**Data provided**
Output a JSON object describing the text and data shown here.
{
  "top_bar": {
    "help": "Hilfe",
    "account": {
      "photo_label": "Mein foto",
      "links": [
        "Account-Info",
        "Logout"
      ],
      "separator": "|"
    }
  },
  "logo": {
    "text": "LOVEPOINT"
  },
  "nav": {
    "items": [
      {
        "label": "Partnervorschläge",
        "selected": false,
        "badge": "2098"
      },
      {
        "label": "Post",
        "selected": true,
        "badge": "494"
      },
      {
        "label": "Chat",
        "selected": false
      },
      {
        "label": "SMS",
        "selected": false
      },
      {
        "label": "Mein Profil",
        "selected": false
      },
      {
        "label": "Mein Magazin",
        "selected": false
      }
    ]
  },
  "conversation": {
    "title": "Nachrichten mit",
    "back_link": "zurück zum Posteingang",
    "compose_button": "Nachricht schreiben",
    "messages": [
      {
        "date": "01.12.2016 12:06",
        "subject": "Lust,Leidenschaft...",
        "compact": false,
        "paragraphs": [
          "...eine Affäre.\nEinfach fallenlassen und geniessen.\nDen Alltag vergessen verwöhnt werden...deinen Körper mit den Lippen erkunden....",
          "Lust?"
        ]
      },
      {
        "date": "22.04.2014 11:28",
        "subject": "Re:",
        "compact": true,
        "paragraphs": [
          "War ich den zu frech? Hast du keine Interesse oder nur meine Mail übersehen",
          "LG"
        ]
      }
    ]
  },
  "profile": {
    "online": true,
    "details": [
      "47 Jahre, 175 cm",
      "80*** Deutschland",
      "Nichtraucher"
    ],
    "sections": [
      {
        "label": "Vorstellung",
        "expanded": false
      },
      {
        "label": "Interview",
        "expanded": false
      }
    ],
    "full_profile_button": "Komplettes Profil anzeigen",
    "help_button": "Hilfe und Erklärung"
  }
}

**What the task asks**
Every record should be repeated exactly; please leave none out.

**Solution to this problem**
Output a JSON object describing the text and data shown here.
{
  "top_bar": {
    "help": "Hilfe",
    "account": {
      "photo_label": "Mein foto",
      "links": [
        "Account-Info",
        "Logout"
      ],
      "separator": "|"
    }
  },
  "logo": {
    "text": "LOVEPOINT"
  },
  "nav": {
    "items": [
      {
        "label": "Partnervorschläge",
        "selected": false,
        "badge": "2098"
      },
      {
        "label": "Post",
        "selected": true,
        "badge": "494"
      },
      {
        "label": "Chat",
        "selected": false
      },
      {
        "label": "SMS",
        "selected": false
      },
      {
        "label": "Mein Profil",
        "selected": false
      },
      {
        "label": "Mein Magazin",
        "selected": false
      }
    ]
  },
  "conversation": {
    "title": "Nachrichten mit",
    "back_link": "zurück zum Posteingang",
    "compose_button": "Nachricht schreiben",
    "messages": [
      {
        "date": "01.12.2016 12:06",
        "subject": "Lust,Leidenschaft...",
        "compact": false,
        "paragraphs": [
          "...eine Affäre.\nEinfach fallenlassen und geniessen.\nDen Alltag vergessen verwöhnt werden...deinen Körper mit den Lippen erkunden....",
          "Lust?"
        ]
      },
      {
        "date": "22.04.2014 11:28",
        "subject": "Re:",
        "compact": true,
        "paragraphs": [
          "War ich den zu frech? Hast du keine Interesse oder nur meine Mail übersehen",
          "LG"
        ]
      }
    ]
  },
  "profile": {
    "online": true,
    "details": [
      "47 Jahre, 175 cm",
      "80*** Deutschland",
      "Nichtraucher"
    ],
    "sections": [
      {
        "label": "Vorstellung",
        "expanded": false
      },
      {
        "label": "Interview",
        "expanded": false
      }
    ],
    "full_profile_button": "Komplettes Profil anzeigen",
    "help_button": "Hilfe und Erklärung"
  }
}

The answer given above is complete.